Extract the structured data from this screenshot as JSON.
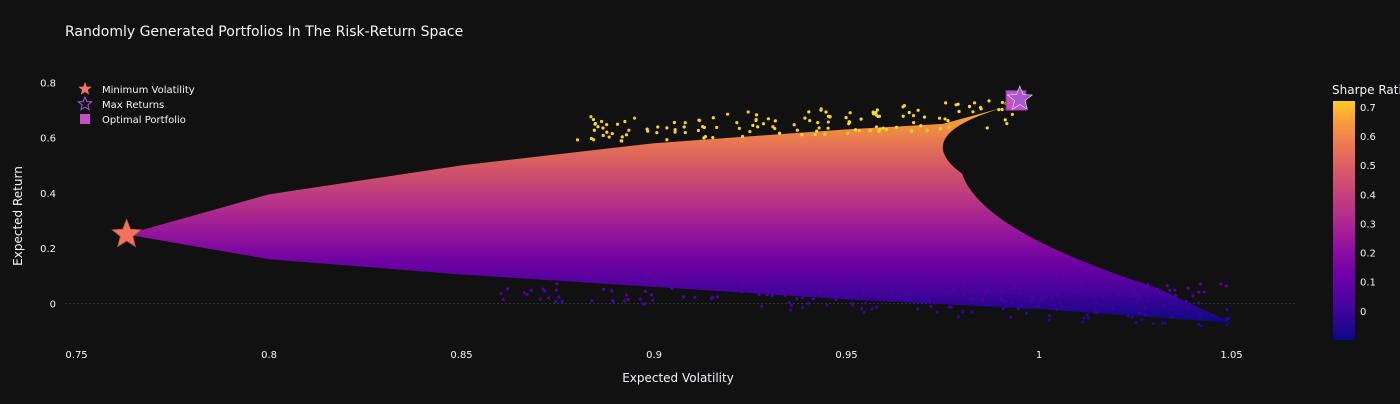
{
  "chart_data": {
    "type": "scatter",
    "title": "Randomly Generated Portfolios In The Risk-Return Space",
    "xlabel": "Expected Volatility",
    "ylabel": "Expected Return",
    "xlim": [
      0.747,
      1.067
    ],
    "ylim": [
      -0.125,
      0.845
    ],
    "x_ticks": [
      0.75,
      0.8,
      0.85,
      0.9,
      0.95,
      1,
      1.05
    ],
    "x_tick_labels": [
      "0.75",
      "0.8",
      "0.85",
      "0.9",
      "0.95",
      "1",
      "1.05"
    ],
    "y_ticks": [
      0,
      0.2,
      0.4,
      0.6,
      0.8
    ],
    "y_tick_labels": [
      "0",
      "0.2",
      "0.4",
      "0.6",
      "0.8"
    ],
    "grid": false,
    "legend_position": "top-left",
    "colorscale": "plasma",
    "colorbar": {
      "title": "Sharpe Ratio",
      "range": [
        -0.1,
        0.72
      ],
      "ticks": [
        0,
        0.1,
        0.2,
        0.3,
        0.4,
        0.5,
        0.6,
        0.7
      ],
      "tick_labels": [
        "0",
        "0.1",
        "0.2",
        "0.3",
        "0.4",
        "0.5",
        "0.6",
        "0.7"
      ]
    },
    "cloud": {
      "min_volatility_point": [
        0.763,
        0.25
      ],
      "upper_edge": [
        [
          0.763,
          0.25
        ],
        [
          0.8,
          0.395
        ],
        [
          0.85,
          0.5
        ],
        [
          0.9,
          0.58
        ],
        [
          0.95,
          0.63
        ],
        [
          0.975,
          0.65
        ],
        [
          0.995,
          0.725
        ]
      ],
      "lower_edge": [
        [
          0.763,
          0.25
        ],
        [
          0.8,
          0.16
        ],
        [
          0.85,
          0.105
        ],
        [
          0.9,
          0.06
        ],
        [
          0.95,
          0.015
        ],
        [
          1.0,
          -0.02
        ],
        [
          1.05,
          -0.07
        ]
      ],
      "frontier_tip": [
        0.98,
        0.47
      ]
    },
    "series": [
      {
        "name": "Minimum Volatility",
        "marker": "star",
        "color": "#f4735a",
        "x": 0.763,
        "y": 0.25
      },
      {
        "name": "Max Returns",
        "marker": "star",
        "color": "#a05cd6",
        "x": 0.995,
        "y": 0.74
      },
      {
        "name": "Optimal Portfolio",
        "marker": "square",
        "color": "#c84fc0",
        "x": 0.994,
        "y": 0.735
      }
    ]
  }
}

* * *

Short task: Reproduce each entry precisely, dropping only the pictures.

Written reply:
Extract the structured data from this screenshot as JSON.
{
  "chart_data": {
    "type": "scatter",
    "title": "Randomly Generated Portfolios In The Risk-Return Space",
    "xlabel": "Expected Volatility",
    "ylabel": "Expected Return",
    "xlim": [
      0.747,
      1.067
    ],
    "ylim": [
      -0.125,
      0.845
    ],
    "x_ticks": [
      0.75,
      0.8,
      0.85,
      0.9,
      0.95,
      1,
      1.05
    ],
    "x_tick_labels": [
      "0.75",
      "0.8",
      "0.85",
      "0.9",
      "0.95",
      "1",
      "1.05"
    ],
    "y_ticks": [
      0,
      0.2,
      0.4,
      0.6,
      0.8
    ],
    "y_tick_labels": [
      "0",
      "0.2",
      "0.4",
      "0.6",
      "0.8"
    ],
    "grid": false,
    "legend_position": "top-left",
    "colorscale": "plasma",
    "colorbar": {
      "title": "Sharpe Ratio",
      "range": [
        -0.1,
        0.72
      ],
      "ticks": [
        0,
        0.1,
        0.2,
        0.3,
        0.4,
        0.5,
        0.6,
        0.7
      ],
      "tick_labels": [
        "0",
        "0.1",
        "0.2",
        "0.3",
        "0.4",
        "0.5",
        "0.6",
        "0.7"
      ]
    },
    "cloud": {
      "min_volatility_point": [
        0.763,
        0.25
      ],
      "upper_edge": [
        [
          0.763,
          0.25
        ],
        [
          0.8,
          0.395
        ],
        [
          0.85,
          0.5
        ],
        [
          0.9,
          0.58
        ],
        [
          0.95,
          0.63
        ],
        [
          0.975,
          0.65
        ],
        [
          0.995,
          0.725
        ]
      ],
      "lower_edge": [
        [
          0.763,
          0.25
        ],
        [
          0.8,
          0.16
        ],
        [
          0.85,
          0.105
        ],
        [
          0.9,
          0.06
        ],
        [
          0.95,
          0.015
        ],
        [
          1.0,
          -0.02
        ],
        [
          1.05,
          -0.07
        ]
      ],
      "frontier_tip": [
        0.98,
        0.47
      ]
    },
    "series": [
      {
        "name": "Minimum Volatility",
        "marker": "star",
        "color": "#f4735a",
        "x": 0.763,
        "y": 0.25
      },
      {
        "name": "Max Returns",
        "marker": "star",
        "color": "#a05cd6",
        "x": 0.995,
        "y": 0.74
      },
      {
        "name": "Optimal Portfolio",
        "marker": "square",
        "color": "#c84fc0",
        "x": 0.994,
        "y": 0.735
      }
    ]
  }
}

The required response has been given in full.